### Instructions for the task
Select the lines that hold the word "Total" and copy each one.

[START OF Provided data]

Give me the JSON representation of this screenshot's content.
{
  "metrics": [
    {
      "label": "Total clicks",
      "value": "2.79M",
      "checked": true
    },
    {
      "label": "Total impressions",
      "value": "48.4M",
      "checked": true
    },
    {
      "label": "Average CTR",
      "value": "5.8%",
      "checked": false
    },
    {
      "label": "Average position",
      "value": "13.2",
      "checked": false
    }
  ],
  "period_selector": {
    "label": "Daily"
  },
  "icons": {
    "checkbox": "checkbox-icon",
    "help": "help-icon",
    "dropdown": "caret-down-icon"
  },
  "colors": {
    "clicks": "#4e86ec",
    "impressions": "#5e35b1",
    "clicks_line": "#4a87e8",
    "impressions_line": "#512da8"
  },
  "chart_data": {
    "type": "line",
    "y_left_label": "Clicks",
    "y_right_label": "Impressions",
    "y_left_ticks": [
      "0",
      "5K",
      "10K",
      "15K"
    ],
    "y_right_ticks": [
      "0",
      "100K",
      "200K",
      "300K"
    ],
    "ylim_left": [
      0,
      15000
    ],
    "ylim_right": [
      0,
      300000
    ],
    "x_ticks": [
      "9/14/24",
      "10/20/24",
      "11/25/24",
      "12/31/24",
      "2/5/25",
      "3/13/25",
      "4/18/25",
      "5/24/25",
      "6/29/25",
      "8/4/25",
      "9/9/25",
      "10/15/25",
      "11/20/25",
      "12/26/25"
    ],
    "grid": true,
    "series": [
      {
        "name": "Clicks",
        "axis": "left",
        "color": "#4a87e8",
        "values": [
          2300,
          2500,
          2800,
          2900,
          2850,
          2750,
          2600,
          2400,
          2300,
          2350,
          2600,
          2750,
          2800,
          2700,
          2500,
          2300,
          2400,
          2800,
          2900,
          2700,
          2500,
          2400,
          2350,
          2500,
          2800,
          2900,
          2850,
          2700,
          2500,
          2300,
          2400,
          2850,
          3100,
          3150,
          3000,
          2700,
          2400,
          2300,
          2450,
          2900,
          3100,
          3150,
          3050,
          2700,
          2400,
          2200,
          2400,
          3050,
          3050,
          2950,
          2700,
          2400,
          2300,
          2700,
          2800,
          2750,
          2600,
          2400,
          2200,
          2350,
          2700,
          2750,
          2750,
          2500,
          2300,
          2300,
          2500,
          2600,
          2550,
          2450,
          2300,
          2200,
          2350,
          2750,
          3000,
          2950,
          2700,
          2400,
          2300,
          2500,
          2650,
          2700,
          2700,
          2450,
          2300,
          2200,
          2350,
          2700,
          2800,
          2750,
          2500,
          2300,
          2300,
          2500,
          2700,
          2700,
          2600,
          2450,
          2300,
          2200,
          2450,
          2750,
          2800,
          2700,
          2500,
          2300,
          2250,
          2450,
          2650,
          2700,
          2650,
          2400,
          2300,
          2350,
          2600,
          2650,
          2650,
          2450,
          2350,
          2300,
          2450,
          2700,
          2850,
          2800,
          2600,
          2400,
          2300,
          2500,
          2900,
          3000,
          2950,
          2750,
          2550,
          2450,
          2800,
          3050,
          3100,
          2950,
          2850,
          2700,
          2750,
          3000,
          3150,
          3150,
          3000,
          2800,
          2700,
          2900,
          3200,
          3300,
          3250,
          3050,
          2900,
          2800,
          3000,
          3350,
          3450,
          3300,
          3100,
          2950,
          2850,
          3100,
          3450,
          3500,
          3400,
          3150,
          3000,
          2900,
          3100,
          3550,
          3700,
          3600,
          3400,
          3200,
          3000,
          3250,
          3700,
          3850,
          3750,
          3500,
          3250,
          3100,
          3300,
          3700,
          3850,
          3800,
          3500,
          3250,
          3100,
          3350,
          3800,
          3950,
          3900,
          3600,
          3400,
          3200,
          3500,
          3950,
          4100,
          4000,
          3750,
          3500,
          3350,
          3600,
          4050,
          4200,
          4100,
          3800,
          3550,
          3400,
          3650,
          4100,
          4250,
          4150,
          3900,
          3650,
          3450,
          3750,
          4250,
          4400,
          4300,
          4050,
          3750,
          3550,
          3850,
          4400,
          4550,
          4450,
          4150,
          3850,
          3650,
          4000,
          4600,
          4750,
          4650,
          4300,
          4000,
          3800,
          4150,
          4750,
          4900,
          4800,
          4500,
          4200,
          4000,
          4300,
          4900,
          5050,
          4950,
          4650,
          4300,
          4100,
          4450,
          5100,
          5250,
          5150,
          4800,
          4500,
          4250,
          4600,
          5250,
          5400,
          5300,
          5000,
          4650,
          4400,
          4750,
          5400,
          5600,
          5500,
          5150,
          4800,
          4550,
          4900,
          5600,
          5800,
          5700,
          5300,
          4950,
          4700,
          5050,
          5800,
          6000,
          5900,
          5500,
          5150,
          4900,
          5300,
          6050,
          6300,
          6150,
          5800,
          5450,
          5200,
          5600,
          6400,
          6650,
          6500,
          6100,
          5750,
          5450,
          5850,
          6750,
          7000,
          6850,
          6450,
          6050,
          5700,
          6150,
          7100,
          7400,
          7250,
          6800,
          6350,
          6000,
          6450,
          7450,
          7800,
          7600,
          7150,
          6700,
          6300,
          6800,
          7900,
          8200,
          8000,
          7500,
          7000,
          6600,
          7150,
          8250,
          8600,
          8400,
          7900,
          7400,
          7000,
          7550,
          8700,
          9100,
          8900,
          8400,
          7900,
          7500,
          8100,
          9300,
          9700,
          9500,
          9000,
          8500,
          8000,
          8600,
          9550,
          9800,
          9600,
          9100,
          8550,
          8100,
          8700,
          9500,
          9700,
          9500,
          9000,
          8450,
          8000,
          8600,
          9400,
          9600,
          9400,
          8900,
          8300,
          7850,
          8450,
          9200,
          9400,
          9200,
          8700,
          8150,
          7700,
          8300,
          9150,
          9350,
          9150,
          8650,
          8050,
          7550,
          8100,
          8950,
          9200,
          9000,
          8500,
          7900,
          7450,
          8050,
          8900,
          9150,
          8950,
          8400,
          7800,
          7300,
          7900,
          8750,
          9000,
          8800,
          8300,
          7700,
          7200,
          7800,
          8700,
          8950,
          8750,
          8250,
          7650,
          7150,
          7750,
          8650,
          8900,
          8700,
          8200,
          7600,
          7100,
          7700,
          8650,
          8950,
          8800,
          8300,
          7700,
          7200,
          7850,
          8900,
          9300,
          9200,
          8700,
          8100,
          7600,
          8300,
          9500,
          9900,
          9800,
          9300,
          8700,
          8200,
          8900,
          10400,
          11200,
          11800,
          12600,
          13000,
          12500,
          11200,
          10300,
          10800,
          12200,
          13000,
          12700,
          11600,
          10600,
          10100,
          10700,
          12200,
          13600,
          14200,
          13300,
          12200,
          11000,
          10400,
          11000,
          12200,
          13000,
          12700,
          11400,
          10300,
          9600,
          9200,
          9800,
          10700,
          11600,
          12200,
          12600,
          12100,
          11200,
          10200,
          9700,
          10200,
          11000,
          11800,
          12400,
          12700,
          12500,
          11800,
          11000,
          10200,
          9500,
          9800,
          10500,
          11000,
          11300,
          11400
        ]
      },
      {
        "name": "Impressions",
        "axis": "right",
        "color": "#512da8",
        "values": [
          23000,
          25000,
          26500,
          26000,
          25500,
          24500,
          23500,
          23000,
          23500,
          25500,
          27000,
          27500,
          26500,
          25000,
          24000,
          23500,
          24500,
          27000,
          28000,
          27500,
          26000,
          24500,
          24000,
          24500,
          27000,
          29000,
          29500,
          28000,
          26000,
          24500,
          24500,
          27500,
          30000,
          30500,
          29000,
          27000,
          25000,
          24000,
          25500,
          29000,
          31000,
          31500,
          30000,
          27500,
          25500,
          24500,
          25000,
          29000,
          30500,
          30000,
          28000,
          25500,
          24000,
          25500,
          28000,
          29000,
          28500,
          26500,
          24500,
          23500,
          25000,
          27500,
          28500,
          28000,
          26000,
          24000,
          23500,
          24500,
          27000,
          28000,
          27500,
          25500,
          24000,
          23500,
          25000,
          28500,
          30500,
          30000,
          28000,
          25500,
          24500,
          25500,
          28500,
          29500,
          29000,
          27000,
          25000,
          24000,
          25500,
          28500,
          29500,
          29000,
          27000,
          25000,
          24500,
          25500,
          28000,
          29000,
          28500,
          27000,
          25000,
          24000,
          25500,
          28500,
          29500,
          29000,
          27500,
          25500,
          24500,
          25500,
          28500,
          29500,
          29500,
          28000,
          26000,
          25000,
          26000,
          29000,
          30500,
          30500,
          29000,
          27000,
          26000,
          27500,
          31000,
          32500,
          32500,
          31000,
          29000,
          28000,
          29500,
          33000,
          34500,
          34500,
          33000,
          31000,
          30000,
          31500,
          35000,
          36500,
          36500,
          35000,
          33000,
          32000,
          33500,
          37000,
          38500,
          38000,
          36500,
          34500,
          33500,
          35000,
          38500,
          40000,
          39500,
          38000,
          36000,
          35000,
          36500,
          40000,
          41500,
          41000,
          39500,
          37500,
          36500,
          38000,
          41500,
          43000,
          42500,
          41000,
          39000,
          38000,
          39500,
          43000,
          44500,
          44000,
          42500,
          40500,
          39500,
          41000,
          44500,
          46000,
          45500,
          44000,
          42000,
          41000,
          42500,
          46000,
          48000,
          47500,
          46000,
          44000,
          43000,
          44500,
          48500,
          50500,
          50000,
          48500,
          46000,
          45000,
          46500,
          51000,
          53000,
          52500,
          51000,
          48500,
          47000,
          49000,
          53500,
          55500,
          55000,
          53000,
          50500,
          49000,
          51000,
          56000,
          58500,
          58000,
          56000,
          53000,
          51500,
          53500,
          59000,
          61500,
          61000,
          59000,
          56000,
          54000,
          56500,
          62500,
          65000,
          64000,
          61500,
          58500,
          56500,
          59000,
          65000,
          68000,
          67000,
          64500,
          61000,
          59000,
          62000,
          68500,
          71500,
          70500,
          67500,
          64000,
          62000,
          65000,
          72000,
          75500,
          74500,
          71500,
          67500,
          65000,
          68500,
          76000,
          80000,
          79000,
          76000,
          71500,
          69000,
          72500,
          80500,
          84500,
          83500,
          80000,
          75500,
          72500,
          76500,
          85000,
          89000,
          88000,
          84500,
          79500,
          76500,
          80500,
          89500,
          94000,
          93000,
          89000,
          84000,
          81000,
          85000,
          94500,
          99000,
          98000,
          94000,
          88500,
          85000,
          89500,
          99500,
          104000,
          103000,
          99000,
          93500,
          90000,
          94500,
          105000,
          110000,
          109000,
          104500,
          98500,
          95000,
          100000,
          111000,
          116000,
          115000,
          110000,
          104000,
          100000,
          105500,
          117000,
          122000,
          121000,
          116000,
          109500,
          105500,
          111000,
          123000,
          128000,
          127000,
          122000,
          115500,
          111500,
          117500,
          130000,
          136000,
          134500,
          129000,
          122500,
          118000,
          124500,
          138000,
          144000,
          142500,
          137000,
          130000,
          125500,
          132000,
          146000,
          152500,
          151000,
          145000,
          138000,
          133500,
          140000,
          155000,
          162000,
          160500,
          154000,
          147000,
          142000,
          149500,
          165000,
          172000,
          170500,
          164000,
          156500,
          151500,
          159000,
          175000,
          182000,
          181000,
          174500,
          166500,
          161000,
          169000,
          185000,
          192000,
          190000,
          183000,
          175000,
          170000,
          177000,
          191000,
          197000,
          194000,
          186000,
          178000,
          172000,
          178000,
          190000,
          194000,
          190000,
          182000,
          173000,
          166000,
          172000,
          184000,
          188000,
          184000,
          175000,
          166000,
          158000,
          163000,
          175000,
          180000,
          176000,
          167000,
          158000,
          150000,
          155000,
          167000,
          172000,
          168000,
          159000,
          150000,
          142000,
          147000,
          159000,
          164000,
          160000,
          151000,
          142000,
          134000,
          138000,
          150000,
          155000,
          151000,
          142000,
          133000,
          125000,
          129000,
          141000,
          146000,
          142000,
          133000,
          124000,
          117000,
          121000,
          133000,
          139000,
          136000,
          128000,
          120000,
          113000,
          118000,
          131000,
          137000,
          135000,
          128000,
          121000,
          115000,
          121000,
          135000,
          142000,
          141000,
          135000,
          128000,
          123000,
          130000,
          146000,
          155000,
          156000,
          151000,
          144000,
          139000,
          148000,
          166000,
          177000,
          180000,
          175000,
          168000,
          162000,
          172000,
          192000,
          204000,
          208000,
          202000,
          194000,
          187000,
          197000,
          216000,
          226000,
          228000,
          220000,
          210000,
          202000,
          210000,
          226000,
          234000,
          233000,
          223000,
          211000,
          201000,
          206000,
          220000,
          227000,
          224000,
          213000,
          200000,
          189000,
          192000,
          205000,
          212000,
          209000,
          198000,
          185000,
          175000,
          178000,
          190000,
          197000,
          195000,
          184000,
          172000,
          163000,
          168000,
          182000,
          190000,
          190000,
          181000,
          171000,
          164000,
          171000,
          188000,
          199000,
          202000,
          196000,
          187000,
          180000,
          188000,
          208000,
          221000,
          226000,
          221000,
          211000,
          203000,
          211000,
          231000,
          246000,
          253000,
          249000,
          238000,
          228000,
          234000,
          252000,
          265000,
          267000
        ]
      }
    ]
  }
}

[END OF Provided data]

### Answer to the exercise
      "label": "Total clicks",
      "label": "Total impressions",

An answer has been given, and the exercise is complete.